→ What the exercise asks
Give again, unaltered, the line with "Output the text content of this document." and all lines that follow it in the listing below, minus any pictures.

→ Material for this task

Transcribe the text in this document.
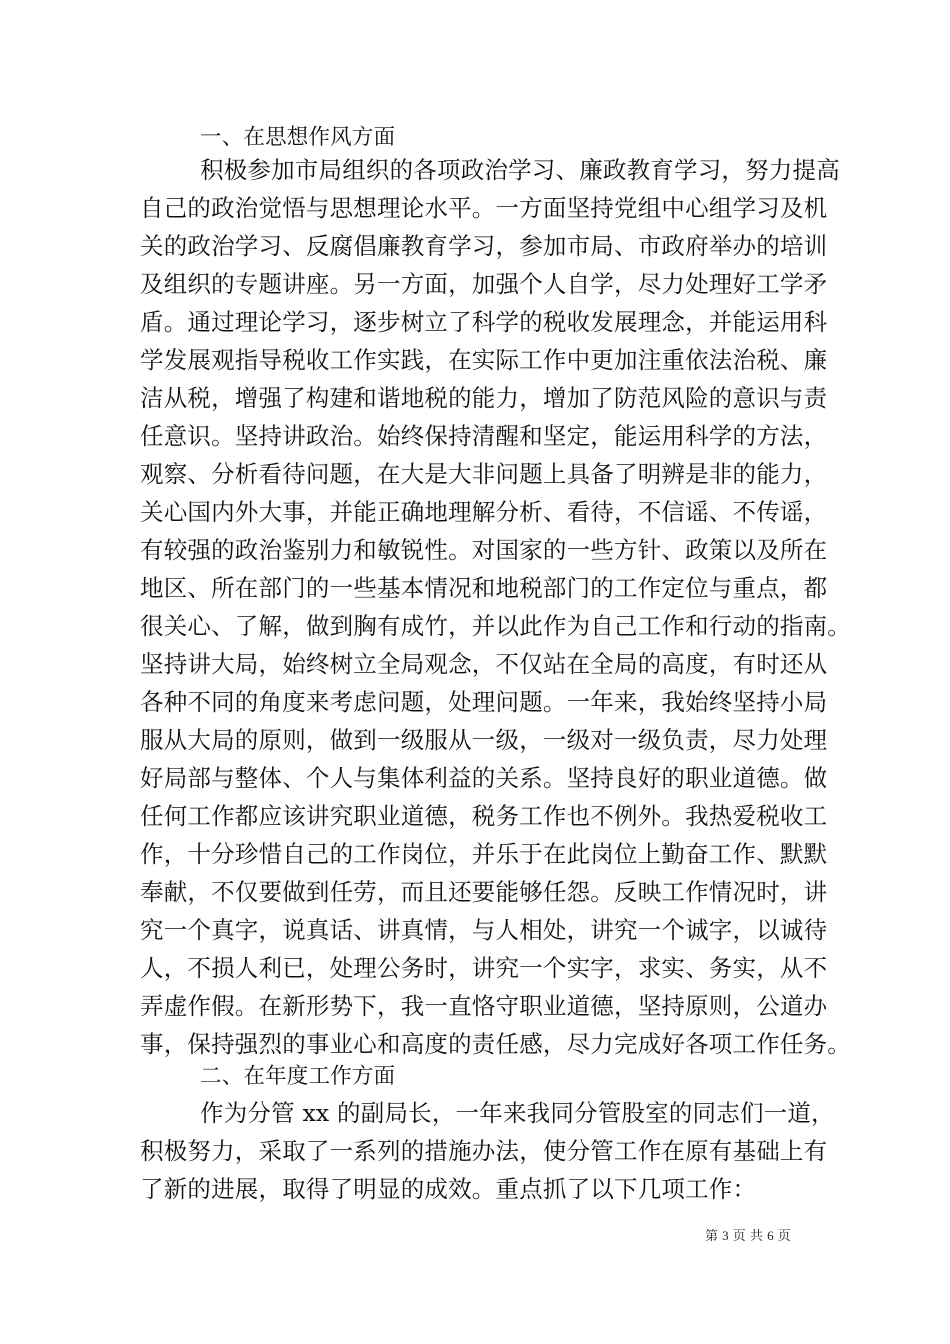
一、在思想作风方面
积极参加市局组织的各项政治学习、廉政教育学习，努力提高
自己的政治觉悟与思想理论水平。一方面坚持党组中心组学习及机
关的政治学习、反腐倡廉教育学习，参加市局、市政府举办的培训
及组织的专题讲座。另一方面，加强个人自学，尽力处理好工学矛
盾。通过理论学习，逐步树立了科学的税收发展理念，并能运用科
学发展观指导税收工作实践，在实际工作中更加注重依法治税、廉
洁从税，增强了构建和谐地税的能力，增加了防范风险的意识与责
任意识。坚持讲政治。始终保持清醒和坚定，能运用科学的方法，
观察、分析看待问题，在大是大非问题上具备了明辨是非的能力，
关心国内外大事，并能正确地理解分析、看待，不信谣、不传谣，
有较强的政治鉴别力和敏锐性。对国家的一些方针、政策以及所在
地区、所在部门的一些基本情况和地税部门的工作定位与重点，都
很关心、了解，做到胸有成竹，并以此作为自己工作和行动的指南。
坚持讲大局，始终树立全局观念，不仅站在全局的高度，有时还从
各种不同的角度来考虑问题，处理问题。一年来，我始终坚持小局
服从大局的原则，做到一级服从一级，一级对一级负责，尽力处理
好局部与整体、个人与集体利益的关系。坚持良好的职业道德。做
任何工作都应该讲究职业道德，税务工作也不例外。我热爱税收工
作，十分珍惜自己的工作岗位，并乐于在此岗位上勤奋工作、默默
奉献，不仅要做到任劳，而且还要能够任怨。反映工作情况时，讲
究一个真字，说真话、讲真情，与人相处，讲究一个诚字，以诚待
人，不损人利已，处理公务时，讲究一个实字，求实、务实，从不
弄虚作假。在新形势下，我一直恪守职业道德，坚持原则，公道办
事，保持强烈的事业心和高度的责任感，尽力完成好各项工作任务。
二、在年度工作方面
作为分管 xx 的副局长，一年来我同分管股室的同志们一道，
积极努力，采取了一系列的措施办法，使分管工作在原有基础上有
了新的进展，取得了明显的成效。重点抓了以下几项工作：
第 3 页 共 6 页
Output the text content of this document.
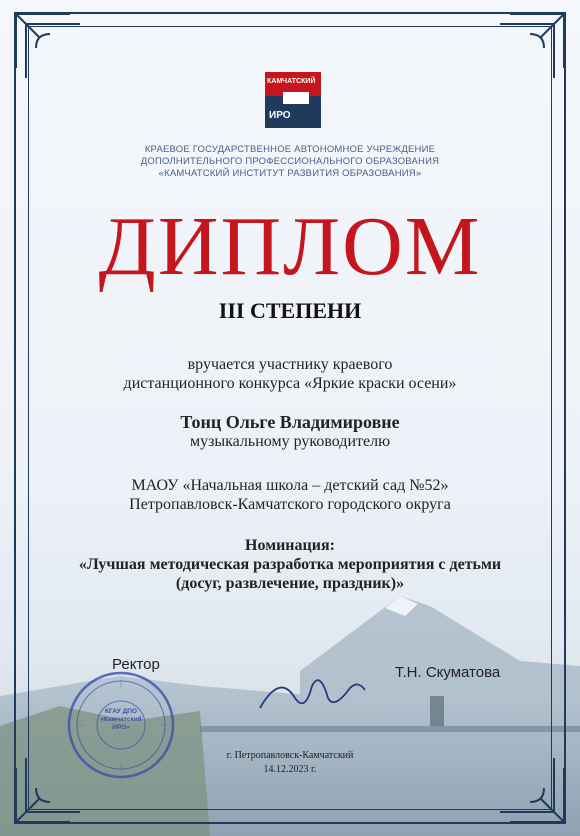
КАМЧАТСКИЙ
ИРО
КРАЕВОЕ ГОСУДАРСТВЕННОЕ АВТОНОМНОЕ УЧРЕЖДЕНИЕ
ДОПОЛНИТЕЛЬНОГО ПРОФЕССИОНАЛЬНОГО ОБРАЗОВАНИЯ
«КАМЧАТСКИЙ ИНСТИТУТ РАЗВИТИЯ ОБРАЗОВАНИЯ»
ДИПЛОМ
III СТЕПЕНИ
вручается участнику краевого
дистанционного конкурса «Яркие краски осени»
Тонц Ольге Владимировне
музыкальному руководителю
МАОУ «Начальная школа – детский сад №52»
Петропавловск-Камчатского городского округа
Номинация:
«Лучшая методическая разработка мероприятия с детьми
(досуг, развлечение, праздник)»
Ректор	Т.Н. Скуматова
КГАУ ДПО «Камчатский ИРО»
г. Петропавловск-Камчатский
14.12.2023 г.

→ Answer to this exercise
Output the text content of this document.
КАМЧАТСКИЙ
ИРО
КРАЕВОЕ ГОСУДАРСТВЕННОЕ АВТОНОМНОЕ УЧРЕЖДЕНИЕ
ДОПОЛНИТЕЛЬНОГО ПРОФЕССИОНАЛЬНОГО ОБРАЗОВАНИЯ
«КАМЧАТСКИЙ ИНСТИТУТ РАЗВИТИЯ ОБРАЗОВАНИЯ»
ДИПЛОМ
III СТЕПЕНИ
вручается участнику краевого
дистанционного конкурса «Яркие краски осени»
Тонц Ольге Владимировне
музыкальному руководителю
МАОУ «Начальная школа – детский сад №52»
Петропавловск-Камчатского городского округа
Номинация:
«Лучшая методическая разработка мероприятия с детьми
(досуг, развлечение, праздник)»
Ректор	Т.Н. Скуматова
КГАУ ДПО «Камчатский ИРО»
г. Петропавловск-Камчатский
14.12.2023 г.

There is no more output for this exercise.